# Set exercise
Copy each record exactly as it reads, leaving out any pictures it holds.
## START Data entries
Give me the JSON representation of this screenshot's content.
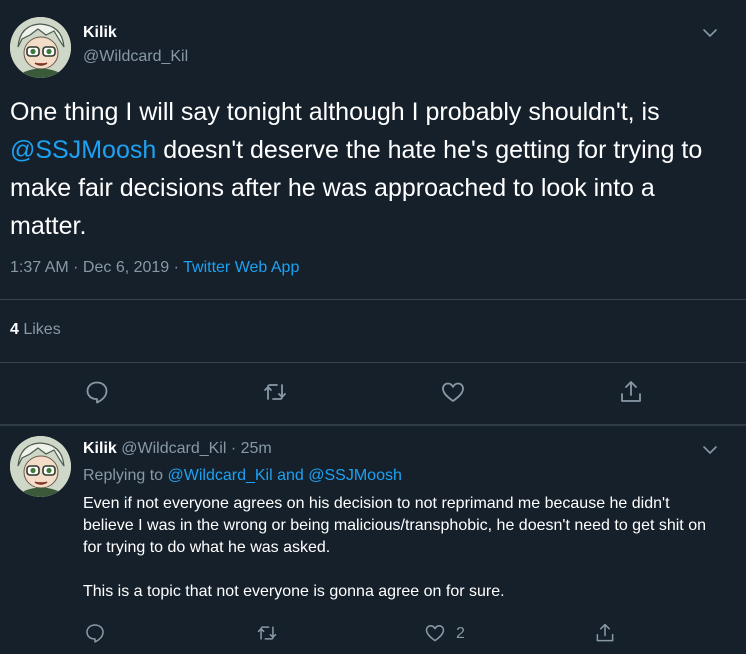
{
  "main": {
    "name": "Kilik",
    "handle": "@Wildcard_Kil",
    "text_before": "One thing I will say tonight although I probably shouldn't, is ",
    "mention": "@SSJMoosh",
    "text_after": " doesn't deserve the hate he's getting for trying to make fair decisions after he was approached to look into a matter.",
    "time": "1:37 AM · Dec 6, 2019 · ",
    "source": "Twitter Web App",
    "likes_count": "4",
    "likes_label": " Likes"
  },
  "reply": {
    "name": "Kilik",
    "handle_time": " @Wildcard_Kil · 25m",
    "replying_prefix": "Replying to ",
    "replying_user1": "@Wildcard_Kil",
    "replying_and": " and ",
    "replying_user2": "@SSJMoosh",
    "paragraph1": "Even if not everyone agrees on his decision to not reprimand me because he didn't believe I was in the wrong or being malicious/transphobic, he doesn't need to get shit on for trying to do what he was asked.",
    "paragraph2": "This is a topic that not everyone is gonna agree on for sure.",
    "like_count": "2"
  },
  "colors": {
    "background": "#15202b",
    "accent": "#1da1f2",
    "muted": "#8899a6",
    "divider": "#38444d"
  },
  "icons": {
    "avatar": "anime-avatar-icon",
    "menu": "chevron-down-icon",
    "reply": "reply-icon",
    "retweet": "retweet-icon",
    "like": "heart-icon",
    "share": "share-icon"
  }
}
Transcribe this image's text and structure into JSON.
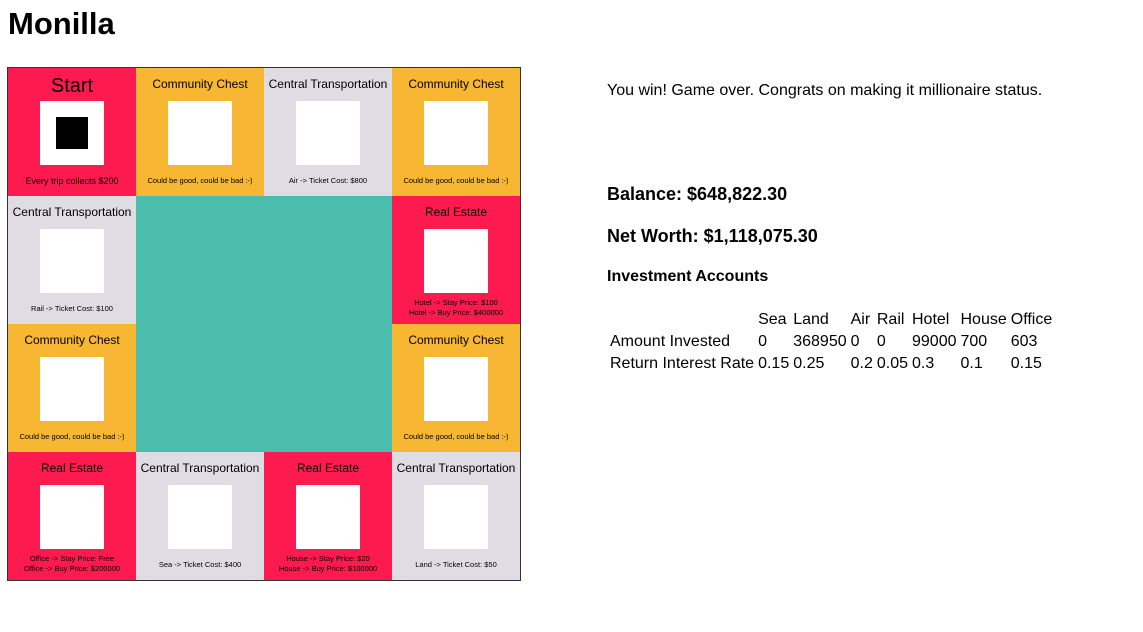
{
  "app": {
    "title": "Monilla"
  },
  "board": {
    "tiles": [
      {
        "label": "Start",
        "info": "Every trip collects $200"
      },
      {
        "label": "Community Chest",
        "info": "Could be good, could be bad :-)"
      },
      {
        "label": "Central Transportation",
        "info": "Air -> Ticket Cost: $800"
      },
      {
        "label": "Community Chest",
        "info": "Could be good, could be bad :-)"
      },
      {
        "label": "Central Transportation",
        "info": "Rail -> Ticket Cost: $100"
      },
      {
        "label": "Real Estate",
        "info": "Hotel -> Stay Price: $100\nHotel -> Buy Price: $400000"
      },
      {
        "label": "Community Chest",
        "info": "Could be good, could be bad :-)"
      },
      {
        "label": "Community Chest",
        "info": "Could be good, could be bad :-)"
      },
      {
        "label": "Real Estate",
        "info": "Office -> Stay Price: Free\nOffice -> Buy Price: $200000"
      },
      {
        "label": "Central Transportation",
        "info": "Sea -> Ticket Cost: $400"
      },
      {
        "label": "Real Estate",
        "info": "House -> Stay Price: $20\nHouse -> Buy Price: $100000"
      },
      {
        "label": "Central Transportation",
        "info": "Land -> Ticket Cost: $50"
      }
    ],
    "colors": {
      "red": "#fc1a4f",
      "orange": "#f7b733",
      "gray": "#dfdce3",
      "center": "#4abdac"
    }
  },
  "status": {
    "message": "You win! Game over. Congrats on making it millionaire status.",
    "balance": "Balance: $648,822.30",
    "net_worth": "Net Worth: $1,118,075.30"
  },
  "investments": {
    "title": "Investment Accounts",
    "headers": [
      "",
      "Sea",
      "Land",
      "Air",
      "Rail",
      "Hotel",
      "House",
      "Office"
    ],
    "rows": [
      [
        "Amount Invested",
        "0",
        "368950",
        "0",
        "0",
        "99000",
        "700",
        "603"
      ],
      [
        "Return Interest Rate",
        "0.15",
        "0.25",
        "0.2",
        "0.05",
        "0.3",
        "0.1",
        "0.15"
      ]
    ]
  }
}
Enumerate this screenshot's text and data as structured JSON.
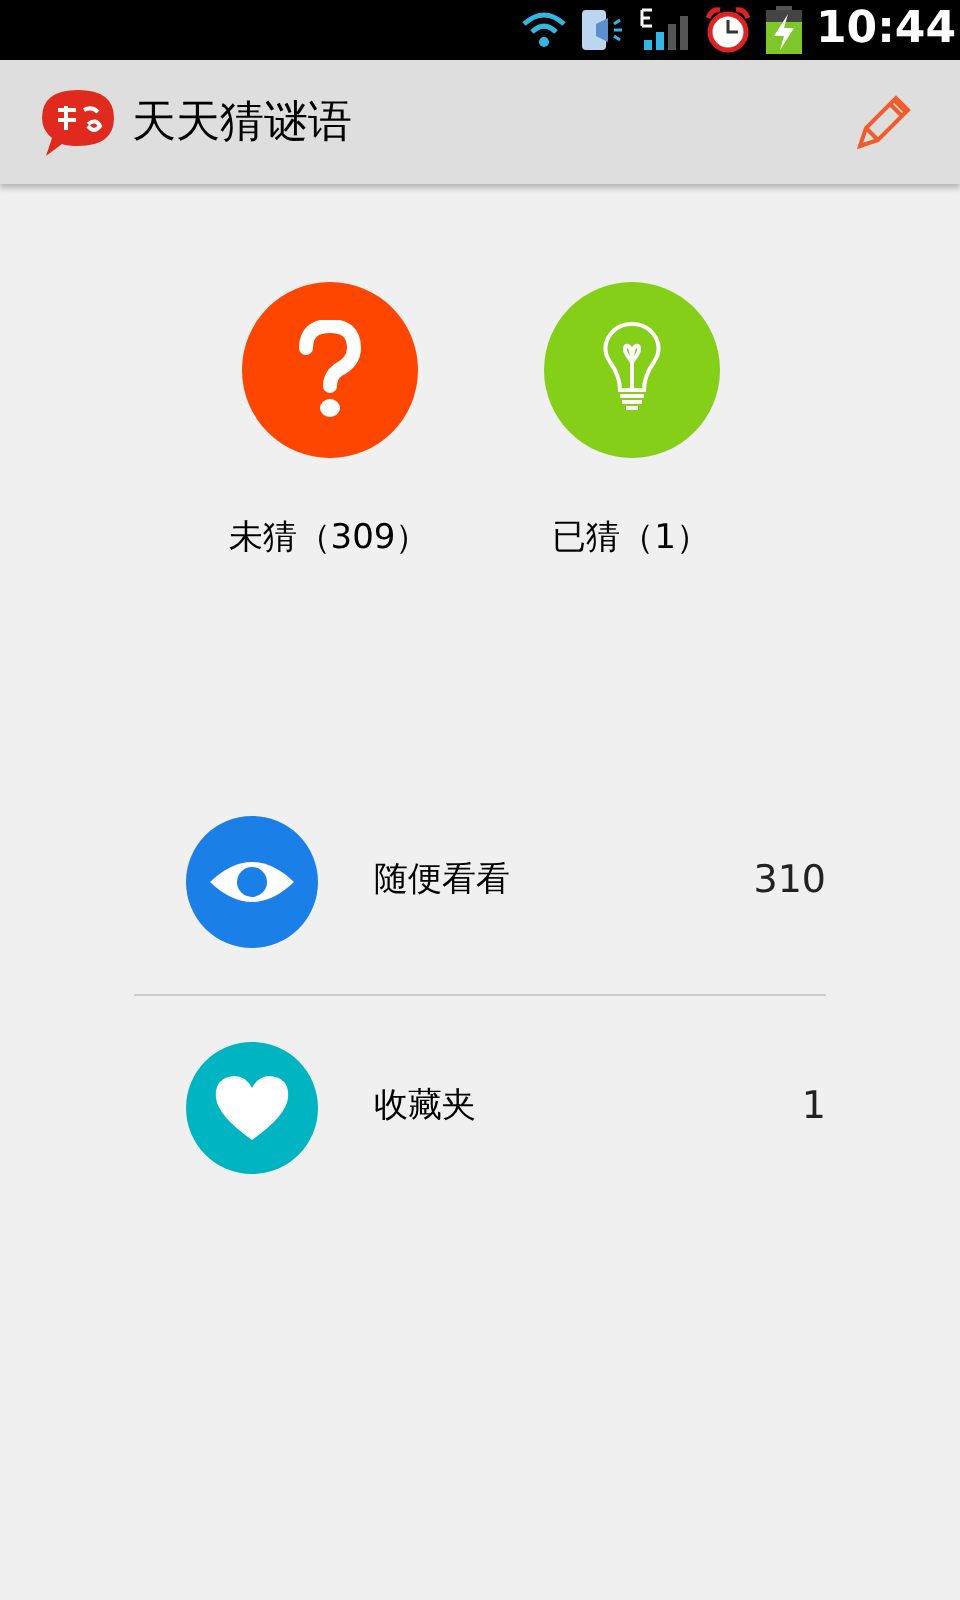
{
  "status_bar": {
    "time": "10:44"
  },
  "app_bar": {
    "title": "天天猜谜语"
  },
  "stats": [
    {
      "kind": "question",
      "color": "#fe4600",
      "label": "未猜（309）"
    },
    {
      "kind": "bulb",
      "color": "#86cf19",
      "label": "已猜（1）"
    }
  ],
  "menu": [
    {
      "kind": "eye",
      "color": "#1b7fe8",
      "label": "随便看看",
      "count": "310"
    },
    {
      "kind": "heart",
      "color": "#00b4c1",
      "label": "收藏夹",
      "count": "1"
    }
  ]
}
## END Data entries
# Result for this task
Give me the JSON representation of this screenshot's content.
{
  "main": {
    "name": "Kilik",
    "handle": "@Wildcard_Kil",
    "text_before": "One thing I will say tonight although I probably shouldn't, is ",
    "mention": "@SSJMoosh",
    "text_after": " doesn't deserve the hate he's getting for trying to make fair decisions after he was approached to look into a matter.",
    "time": "1:37 AM · Dec 6, 2019 · ",
    "source": "Twitter Web App",
    "likes_count": "4",
    "likes_label": " Likes"
  },
  "reply": {
    "name": "Kilik",
    "handle_time": " @Wildcard_Kil · 25m",
    "replying_prefix": "Replying to ",
    "replying_user1": "@Wildcard_Kil",
    "replying_and": " and ",
    "replying_user2": "@SSJMoosh",
    "paragraph1": "Even if not everyone agrees on his decision to not reprimand me because he didn't believe I was in the wrong or being malicious/transphobic, he doesn't need to get shit on for trying to do what he was asked.",
    "paragraph2": "This is a topic that not everyone is gonna agree on for sure.",
    "like_count": "2"
  },
  "colors": {
    "background": "#15202b",
    "accent": "#1da1f2",
    "muted": "#8899a6",
    "divider": "#38444d"
  },
  "icons": {
    "avatar": "anime-avatar-icon",
    "menu": "chevron-down-icon",
    "reply": "reply-icon",
    "retweet": "retweet-icon",
    "like": "heart-icon",
    "share": "share-icon"
  }
}
Transcribe this image's text and structure into JSON.
{
  "app": {
    "title": "Monilla"
  },
  "board": {
    "tiles": [
      {
        "label": "Start",
        "info": "Every trip collects $200"
      },
      {
        "label": "Community Chest",
        "info": "Could be good, could be bad :-)"
      },
      {
        "label": "Central Transportation",
        "info": "Air -> Ticket Cost: $800"
      },
      {
        "label": "Community Chest",
        "info": "Could be good, could be bad :-)"
      },
      {
        "label": "Central Transportation",
        "info": "Rail -> Ticket Cost: $100"
      },
      {
        "label": "Real Estate",
        "info": "Hotel -> Stay Price: $100\nHotel -> Buy Price: $400000"
      },
      {
        "label": "Community Chest",
        "info": "Could be good, could be bad :-)"
      },
      {
        "label": "Community Chest",
        "info": "Could be good, could be bad :-)"
      },
      {
        "label": "Real Estate",
        "info": "Office -> Stay Price: Free\nOffice -> Buy Price: $200000"
      },
      {
        "label": "Central Transportation",
        "info": "Sea -> Ticket Cost: $400"
      },
      {
        "label": "Real Estate",
        "info": "House -> Stay Price: $20\nHouse -> Buy Price: $100000"
      },
      {
        "label": "Central Transportation",
        "info": "Land -> Ticket Cost: $50"
      }
    ],
    "colors": {
      "red": "#fc1a4f",
      "orange": "#f7b733",
      "gray": "#dfdce3",
      "center": "#4abdac"
    }
  },
  "status": {
    "message": "You win! Game over. Congrats on making it millionaire status.",
    "balance": "Balance: $648,822.30",
    "net_worth": "Net Worth: $1,118,075.30"
  },
  "investments": {
    "title": "Investment Accounts",
    "headers": [
      "",
      "Sea",
      "Land",
      "Air",
      "Rail",
      "Hotel",
      "House",
      "Office"
    ],
    "rows": [
      [
        "Amount Invested",
        "0",
        "368950",
        "0",
        "0",
        "99000",
        "700",
        "603"
      ],
      [
        "Return Interest Rate",
        "0.15",
        "0.25",
        "0.2",
        "0.05",
        "0.3",
        "0.1",
        "0.15"
      ]
    ]
  }
}
Enumerate this screenshot's text and data as structured JSON.
{
  "status_bar": {
    "time": "10:44"
  },
  "app_bar": {
    "title": "天天猜谜语"
  },
  "stats": [
    {
      "kind": "question",
      "color": "#fe4600",
      "label": "未猜（309）"
    },
    {
      "kind": "bulb",
      "color": "#86cf19",
      "label": "已猜（1）"
    }
  ],
  "menu": [
    {
      "kind": "eye",
      "color": "#1b7fe8",
      "label": "随便看看",
      "count": "310"
    },
    {
      "kind": "heart",
      "color": "#00b4c1",
      "label": "收藏夹",
      "count": "1"
    }
  ]
}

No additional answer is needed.